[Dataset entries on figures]
_ _ _

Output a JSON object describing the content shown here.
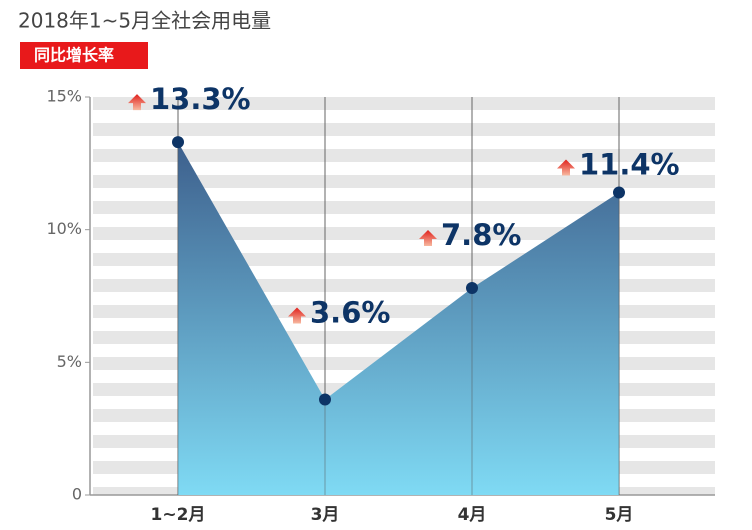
{
  "chart_data": {
    "type": "area",
    "title": "2018年1~5月全社会用电量",
    "subtitle": "同比增长率",
    "categories": [
      "1~2月",
      "3月",
      "4月",
      "5月"
    ],
    "values": [
      13.3,
      3.6,
      7.8,
      11.4
    ],
    "value_labels": [
      "13.3%",
      "3.6%",
      "7.8%",
      "11.4%"
    ],
    "ylim": [
      0,
      15
    ],
    "yticks": [
      0,
      {
        "value": 5,
        "label": "5%"
      },
      {
        "value": 10,
        "label": "10%"
      },
      {
        "value": 15,
        "label": "15%"
      }
    ],
    "color": "#0d3466"
  }
}
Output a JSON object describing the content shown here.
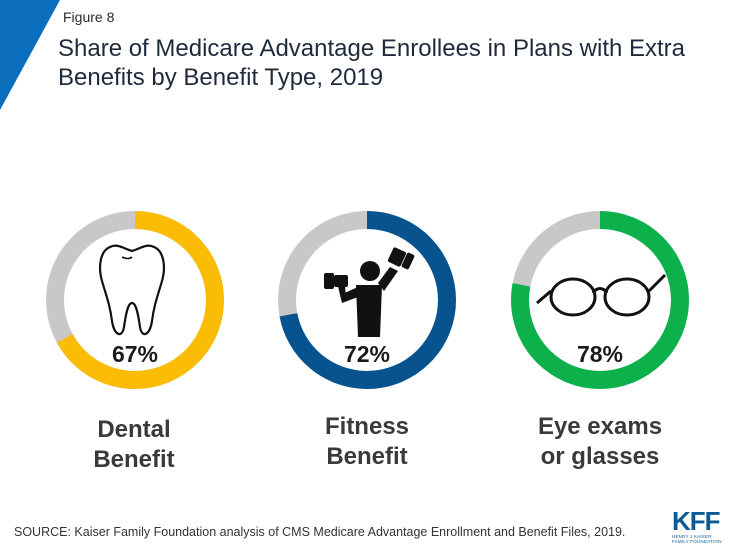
{
  "figure_label": "Figure 8",
  "title": "Share of Medicare Advantage Enrollees in Plans with Extra Benefits by Benefit Type, 2019",
  "source": "SOURCE: Kaiser Family Foundation analysis of CMS Medicare Advantage Enrollment and Benefit Files, 2019.",
  "logo": {
    "text": "KFF",
    "sub_line1": "HENRY J KAISER",
    "sub_line2": "FAMILY FOUNDATION"
  },
  "colors": {
    "accent_blue": "#0b5a96",
    "remainder_gray": "#c8c8c8"
  },
  "chart_data": [
    {
      "type": "pie",
      "category": "Dental Benefit",
      "caption_lines": [
        "Dental",
        "Benefit"
      ],
      "value": 67,
      "label": "67%",
      "color": "#fbbc05",
      "icon": "tooth-icon"
    },
    {
      "type": "pie",
      "category": "Fitness Benefit",
      "caption_lines": [
        "Fitness",
        "Benefit"
      ],
      "value": 72,
      "label": "72%",
      "color": "#06538f",
      "icon": "weightlifter-icon"
    },
    {
      "type": "pie",
      "category": "Eye exams or glasses",
      "caption_lines": [
        "Eye exams",
        "or glasses"
      ],
      "value": 78,
      "label": "78%",
      "color": "#0db14b",
      "icon": "glasses-icon"
    }
  ]
}
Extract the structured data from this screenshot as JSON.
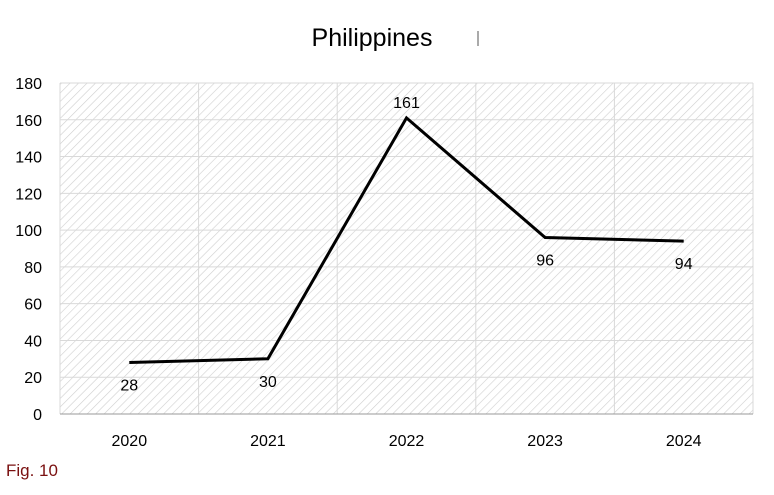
{
  "figure_label": "Fig. 10",
  "chart_data": {
    "type": "line",
    "title": "Philippines",
    "categories": [
      "2020",
      "2021",
      "2022",
      "2023",
      "2024"
    ],
    "values": [
      28,
      30,
      161,
      96,
      94
    ],
    "data_labels": [
      "28",
      "30",
      "161",
      "96",
      "94"
    ],
    "ylim": [
      0,
      180
    ],
    "y_ticks": [
      0,
      20,
      40,
      60,
      80,
      100,
      120,
      140,
      160,
      180
    ],
    "y_tick_labels": [
      "0",
      "20",
      "40",
      "60",
      "80",
      "100",
      "120",
      "140",
      "160",
      "180"
    ],
    "grid": true,
    "line_color": "#000000",
    "plot_pattern": "diagonal hatching"
  }
}
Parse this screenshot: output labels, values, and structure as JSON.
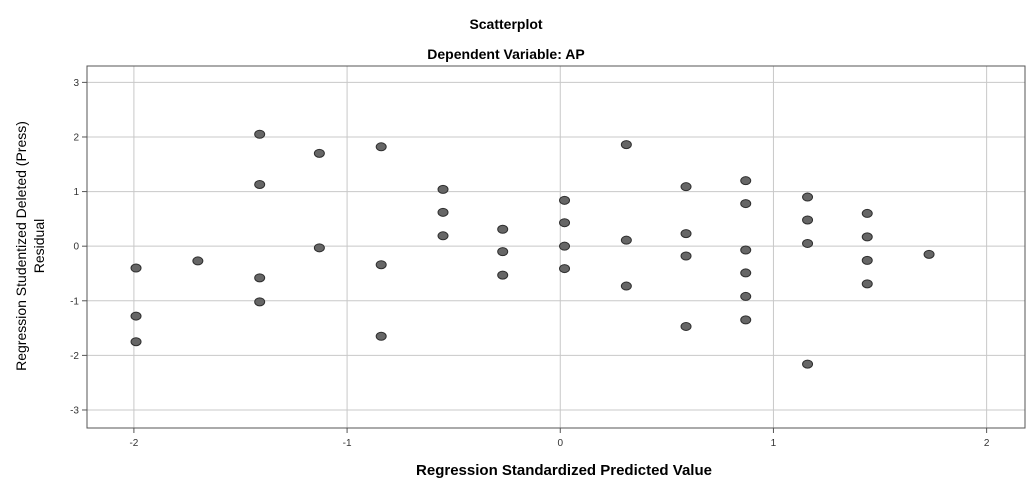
{
  "chart_data": {
    "type": "scatter",
    "title": "Scatterplot",
    "subtitle": "Dependent Variable: AP",
    "xlabel": "Regression Standardized Predicted Value",
    "ylabel_lines": [
      "Regression Studentized Deleted (Press)",
      "Residual"
    ],
    "xlim": [
      -2.22,
      2.18
    ],
    "ylim": [
      -3.33,
      3.3
    ],
    "x_ticks": [
      -2,
      -1,
      0,
      1,
      2
    ],
    "y_ticks": [
      -3,
      -2,
      -1,
      0,
      1,
      2,
      3
    ],
    "grid": true,
    "point_color": "#666666",
    "points": [
      [
        -1.99,
        -0.4
      ],
      [
        -1.99,
        -1.28
      ],
      [
        -1.99,
        -1.75
      ],
      [
        -1.7,
        -0.27
      ],
      [
        -1.41,
        2.05
      ],
      [
        -1.41,
        1.13
      ],
      [
        -1.41,
        -0.58
      ],
      [
        -1.41,
        -1.02
      ],
      [
        -1.13,
        1.7
      ],
      [
        -1.13,
        -0.03
      ],
      [
        -0.84,
        1.82
      ],
      [
        -0.84,
        -0.34
      ],
      [
        -0.84,
        -1.65
      ],
      [
        -0.55,
        1.04
      ],
      [
        -0.55,
        0.62
      ],
      [
        -0.55,
        0.19
      ],
      [
        -0.27,
        0.31
      ],
      [
        -0.27,
        -0.1
      ],
      [
        -0.27,
        -0.53
      ],
      [
        0.02,
        0.84
      ],
      [
        0.02,
        0.43
      ],
      [
        0.02,
        0.0
      ],
      [
        0.02,
        -0.41
      ],
      [
        0.31,
        1.86
      ],
      [
        0.31,
        0.11
      ],
      [
        0.31,
        -0.73
      ],
      [
        0.59,
        1.09
      ],
      [
        0.59,
        0.23
      ],
      [
        0.59,
        -0.18
      ],
      [
        0.59,
        -1.47
      ],
      [
        0.87,
        1.2
      ],
      [
        0.87,
        0.78
      ],
      [
        0.87,
        -0.07
      ],
      [
        0.87,
        -0.49
      ],
      [
        0.87,
        -0.92
      ],
      [
        0.87,
        -1.35
      ],
      [
        1.16,
        0.9
      ],
      [
        1.16,
        0.48
      ],
      [
        1.16,
        0.05
      ],
      [
        1.16,
        -2.16
      ],
      [
        1.44,
        0.6
      ],
      [
        1.44,
        0.17
      ],
      [
        1.44,
        -0.26
      ],
      [
        1.44,
        -0.69
      ],
      [
        1.73,
        -0.15
      ]
    ]
  }
}
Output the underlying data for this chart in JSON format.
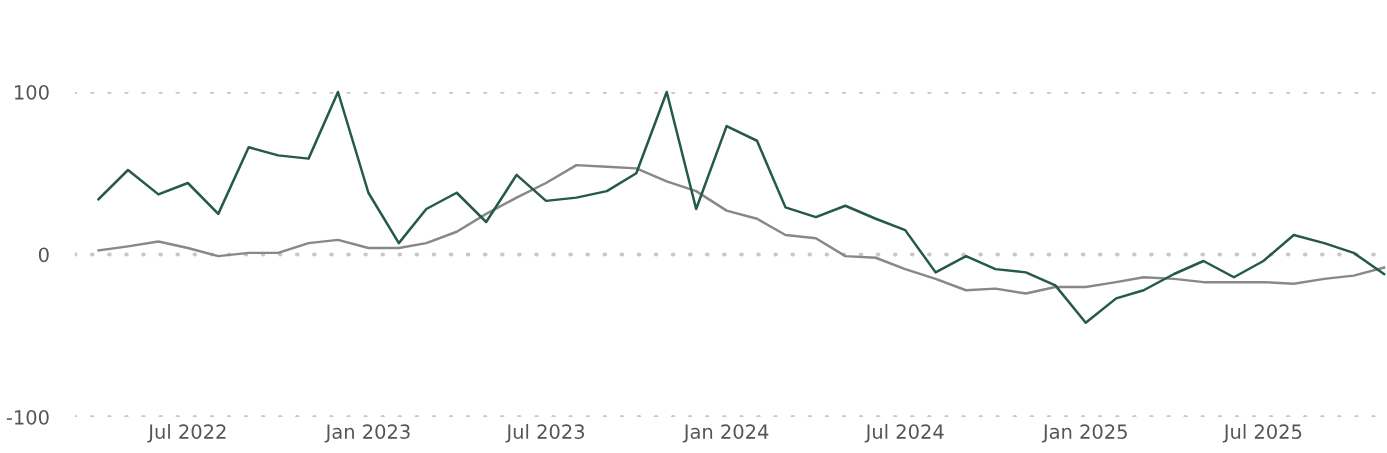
{
  "chart_data": {
    "type": "line",
    "x": [
      "2022-04",
      "2022-05",
      "2022-06",
      "2022-07",
      "2022-08",
      "2022-09",
      "2022-10",
      "2022-11",
      "2022-12",
      "2023-01",
      "2023-02",
      "2023-03",
      "2023-04",
      "2023-05",
      "2023-06",
      "2023-07",
      "2023-08",
      "2023-09",
      "2023-10",
      "2023-11",
      "2023-12",
      "2024-01",
      "2024-02",
      "2024-03",
      "2024-04",
      "2024-05",
      "2024-06",
      "2024-07",
      "2024-08",
      "2024-09",
      "2024-10",
      "2024-11",
      "2024-12",
      "2025-01",
      "2025-02",
      "2025-03",
      "2025-04",
      "2025-05",
      "2025-06",
      "2025-07",
      "2025-08",
      "2025-09",
      "2025-10",
      "2025-11"
    ],
    "series": [
      {
        "color": "#245a47",
        "values": [
          34,
          52,
          37,
          44,
          25,
          66,
          61,
          59,
          100,
          38,
          7,
          28,
          38,
          20,
          49,
          33,
          35,
          39,
          50,
          100,
          28,
          79,
          70,
          29,
          23,
          30,
          22,
          15,
          -11,
          -1,
          -9,
          -11,
          -19,
          -42,
          -27,
          -22,
          -12,
          -4,
          -14,
          -4,
          12,
          7,
          1,
          -12
        ]
      },
      {
        "color": "#888888",
        "values": [
          2.5,
          5,
          8,
          4,
          -1,
          1,
          1,
          7,
          9,
          4,
          4,
          7,
          14,
          25,
          35,
          44,
          55,
          54,
          53,
          45,
          39,
          27,
          22,
          12,
          10,
          -1,
          -2,
          -9,
          -15,
          -22,
          -21,
          -24,
          -20,
          -20,
          -17,
          -14,
          -15,
          -17,
          -17,
          -17,
          -18,
          -15,
          -13,
          -8
        ]
      }
    ],
    "xlim": [
      "2022-03-08",
      "2025-11-04"
    ],
    "xticks": [
      {
        "value": "2022-07-01",
        "label": "Jul 2022"
      },
      {
        "value": "2023-01-01",
        "label": "Jan 2023"
      },
      {
        "value": "2023-07-01",
        "label": "Jul 2023"
      },
      {
        "value": "2024-01-01",
        "label": "Jan 2024"
      },
      {
        "value": "2024-07-01",
        "label": "Jul 2024"
      },
      {
        "value": "2025-01-01",
        "label": "Jan 2025"
      },
      {
        "value": "2025-07-01",
        "label": "Jul 2025"
      }
    ],
    "ylim": [
      -100,
      100
    ],
    "yticks": [
      {
        "value": -100,
        "label": "-100"
      },
      0,
      100
    ],
    "grid": "y",
    "marker": "none",
    "line_style": "solid"
  }
}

_ _ _

#### Problem description
Count how many lines above carry the word "glasses". Only the number is required.

#### Full response
3